# Brano estratto
Dai due versanti “classici” dello Stelvio (il nome è quello di un comune del versante altoatesino, Stilfs e Stilfers Joch è il passo dello Stelvio in tedesco) sono proposti panorami di larga presa emotiva e suggestivo impatto nell’ambientazione dell’estesissimo Parco Naturale dello Stelvio, fra le più grandi riserve naturali d’Europa, che tocca Il Trentino-Alto Adige e la Lombardia, nelle Alpi dell’Ortles-Cevedale, delle Alpi di Livigno e del gruppo Sobretta Gavia. Un grande sviluppo alle attività praticabili al Passo dello Stelvio è stato dato dagli anni 1950 dalle iniziative intraprese da Giuseppe Pirovano, il “Piro”, grande scalatore e alpinista bergamasco con la moglie Giuliana Boerchio, giornalista e editrice del quotidiano La Provincia Pavese, con molteplici iniziative di tipo turistico e sportivo d’avanguardia per i tempi come l’Università per lo sci.

# Righe tratte da una raccolta di dati

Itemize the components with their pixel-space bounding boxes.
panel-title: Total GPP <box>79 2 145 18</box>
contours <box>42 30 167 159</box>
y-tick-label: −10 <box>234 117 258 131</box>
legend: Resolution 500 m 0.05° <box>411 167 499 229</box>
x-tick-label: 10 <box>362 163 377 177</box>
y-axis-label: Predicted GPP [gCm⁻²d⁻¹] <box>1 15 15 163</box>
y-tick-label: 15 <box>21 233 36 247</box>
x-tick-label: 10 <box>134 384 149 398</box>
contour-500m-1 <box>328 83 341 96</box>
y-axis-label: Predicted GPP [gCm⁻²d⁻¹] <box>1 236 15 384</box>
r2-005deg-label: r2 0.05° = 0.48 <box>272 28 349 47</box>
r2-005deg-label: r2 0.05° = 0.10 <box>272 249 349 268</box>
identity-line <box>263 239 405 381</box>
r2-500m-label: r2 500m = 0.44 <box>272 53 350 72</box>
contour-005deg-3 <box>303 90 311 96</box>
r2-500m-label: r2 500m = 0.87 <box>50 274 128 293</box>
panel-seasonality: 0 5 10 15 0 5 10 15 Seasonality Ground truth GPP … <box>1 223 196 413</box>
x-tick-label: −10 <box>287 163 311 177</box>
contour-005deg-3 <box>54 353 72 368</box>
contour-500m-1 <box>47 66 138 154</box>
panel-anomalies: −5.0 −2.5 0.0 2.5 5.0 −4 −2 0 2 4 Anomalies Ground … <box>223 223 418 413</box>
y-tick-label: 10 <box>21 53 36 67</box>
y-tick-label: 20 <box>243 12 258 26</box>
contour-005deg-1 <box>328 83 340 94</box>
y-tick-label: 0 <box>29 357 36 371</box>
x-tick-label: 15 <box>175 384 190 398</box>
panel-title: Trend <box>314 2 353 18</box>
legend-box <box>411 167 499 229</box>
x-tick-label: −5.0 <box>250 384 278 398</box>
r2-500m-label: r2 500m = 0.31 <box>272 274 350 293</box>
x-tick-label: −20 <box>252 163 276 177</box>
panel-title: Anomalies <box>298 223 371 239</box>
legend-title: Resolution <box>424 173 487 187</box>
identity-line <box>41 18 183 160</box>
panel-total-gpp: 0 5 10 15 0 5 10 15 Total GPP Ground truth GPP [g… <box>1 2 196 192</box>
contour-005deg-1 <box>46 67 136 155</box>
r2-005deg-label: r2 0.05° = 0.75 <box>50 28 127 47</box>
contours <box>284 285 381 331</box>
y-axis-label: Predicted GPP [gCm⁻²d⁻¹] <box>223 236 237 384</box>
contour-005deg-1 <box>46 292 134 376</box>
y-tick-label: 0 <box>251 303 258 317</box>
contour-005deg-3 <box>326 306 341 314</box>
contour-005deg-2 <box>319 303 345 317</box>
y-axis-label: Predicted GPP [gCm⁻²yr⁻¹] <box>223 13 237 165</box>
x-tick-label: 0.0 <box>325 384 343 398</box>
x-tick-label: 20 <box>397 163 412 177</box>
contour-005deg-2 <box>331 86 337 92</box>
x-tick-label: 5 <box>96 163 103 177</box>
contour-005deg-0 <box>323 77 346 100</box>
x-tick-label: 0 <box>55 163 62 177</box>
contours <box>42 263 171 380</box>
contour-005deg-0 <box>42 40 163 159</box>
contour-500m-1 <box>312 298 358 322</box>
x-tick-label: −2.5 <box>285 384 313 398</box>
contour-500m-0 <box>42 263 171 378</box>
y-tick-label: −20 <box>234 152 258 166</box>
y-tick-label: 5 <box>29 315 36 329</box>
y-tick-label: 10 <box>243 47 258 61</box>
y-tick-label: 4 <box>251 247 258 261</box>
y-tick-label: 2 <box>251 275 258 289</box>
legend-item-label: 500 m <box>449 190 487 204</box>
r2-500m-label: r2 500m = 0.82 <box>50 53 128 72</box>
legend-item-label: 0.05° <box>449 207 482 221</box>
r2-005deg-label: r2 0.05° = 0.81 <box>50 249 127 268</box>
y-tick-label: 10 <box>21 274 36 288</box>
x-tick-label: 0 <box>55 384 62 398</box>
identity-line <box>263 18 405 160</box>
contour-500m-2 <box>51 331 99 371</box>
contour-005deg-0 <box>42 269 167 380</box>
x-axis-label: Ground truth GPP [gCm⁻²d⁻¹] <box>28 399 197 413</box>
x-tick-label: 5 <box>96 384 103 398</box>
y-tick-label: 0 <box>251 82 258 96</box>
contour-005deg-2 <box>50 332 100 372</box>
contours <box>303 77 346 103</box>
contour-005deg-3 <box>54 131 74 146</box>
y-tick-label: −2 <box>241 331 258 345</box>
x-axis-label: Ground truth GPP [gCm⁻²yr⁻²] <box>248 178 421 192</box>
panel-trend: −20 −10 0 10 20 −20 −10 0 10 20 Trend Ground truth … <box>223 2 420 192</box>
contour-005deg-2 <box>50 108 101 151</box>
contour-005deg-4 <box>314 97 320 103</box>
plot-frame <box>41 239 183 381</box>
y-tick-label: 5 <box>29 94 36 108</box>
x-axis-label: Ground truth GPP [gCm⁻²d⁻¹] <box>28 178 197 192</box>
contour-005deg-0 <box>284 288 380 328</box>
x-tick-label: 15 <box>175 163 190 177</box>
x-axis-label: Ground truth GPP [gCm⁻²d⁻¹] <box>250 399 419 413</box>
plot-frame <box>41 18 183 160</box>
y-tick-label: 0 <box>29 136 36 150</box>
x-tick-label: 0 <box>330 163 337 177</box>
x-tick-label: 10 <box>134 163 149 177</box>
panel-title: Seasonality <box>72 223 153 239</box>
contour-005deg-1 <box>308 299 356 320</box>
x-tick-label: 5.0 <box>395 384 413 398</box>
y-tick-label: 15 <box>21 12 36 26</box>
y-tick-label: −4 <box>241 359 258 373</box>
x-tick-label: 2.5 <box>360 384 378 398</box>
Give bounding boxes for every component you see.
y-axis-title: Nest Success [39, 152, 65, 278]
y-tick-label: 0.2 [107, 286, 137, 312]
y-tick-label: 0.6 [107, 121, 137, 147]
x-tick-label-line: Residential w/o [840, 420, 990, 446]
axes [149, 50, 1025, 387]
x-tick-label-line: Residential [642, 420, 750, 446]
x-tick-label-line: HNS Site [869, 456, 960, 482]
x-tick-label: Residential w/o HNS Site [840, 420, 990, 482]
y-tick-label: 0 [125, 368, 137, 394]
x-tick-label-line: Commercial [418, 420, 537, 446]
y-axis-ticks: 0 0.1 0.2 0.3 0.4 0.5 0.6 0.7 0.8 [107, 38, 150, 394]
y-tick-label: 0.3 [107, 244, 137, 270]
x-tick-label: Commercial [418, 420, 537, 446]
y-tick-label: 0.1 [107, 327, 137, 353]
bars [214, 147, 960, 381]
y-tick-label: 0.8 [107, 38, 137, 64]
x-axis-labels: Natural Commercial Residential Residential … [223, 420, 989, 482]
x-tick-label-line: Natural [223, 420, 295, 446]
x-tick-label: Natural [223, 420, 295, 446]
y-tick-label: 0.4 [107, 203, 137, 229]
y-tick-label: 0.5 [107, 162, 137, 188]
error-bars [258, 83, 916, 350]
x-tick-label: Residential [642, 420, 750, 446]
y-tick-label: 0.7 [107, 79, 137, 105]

# Compito assegnato
Per favore, riporta il brano sullo Stelvio tra "Dai due versanti" e "per lo sci.", estremi inclusi, aggiornando "scalatore" con "arrampicatore". Le righe non hanno alcun legame con il brano sullo Stelvio.

# Risultato dell'esercizio
Dai due versanti “classici” dello Stelvio (il nome è quello di un comune del versante altoatesino, Stilfs e Stilfers Joch è il passo dello Stelvio in tedesco) sono proposti panorami di larga presa emotiva e suggestivo impatto nell’ambientazione dell’estesissimo Parco Naturale dello Stelvio, fra le più grandi riserve naturali d’Europa, che tocca Il Trentino-Alto Adige e la Lombardia, nelle Alpi dell’Ortles-Cevedale, delle Alpi di Livigno e del gruppo Sobretta Gavia. Un grande sviluppo alle attività praticabili al Passo dello Stelvio è stato dato dagli anni 1950 dalle iniziative intraprese da Giuseppe Pirovano, il “Piro”, grande arrampicatore e alpinista bergamasco con la moglie Giuliana Boerchio, giornalista e editrice del quotidiano La Provincia Pavese, con molteplici iniziative di tipo turistico e sportivo d’avanguardia per i tempi come l’Università per lo sci.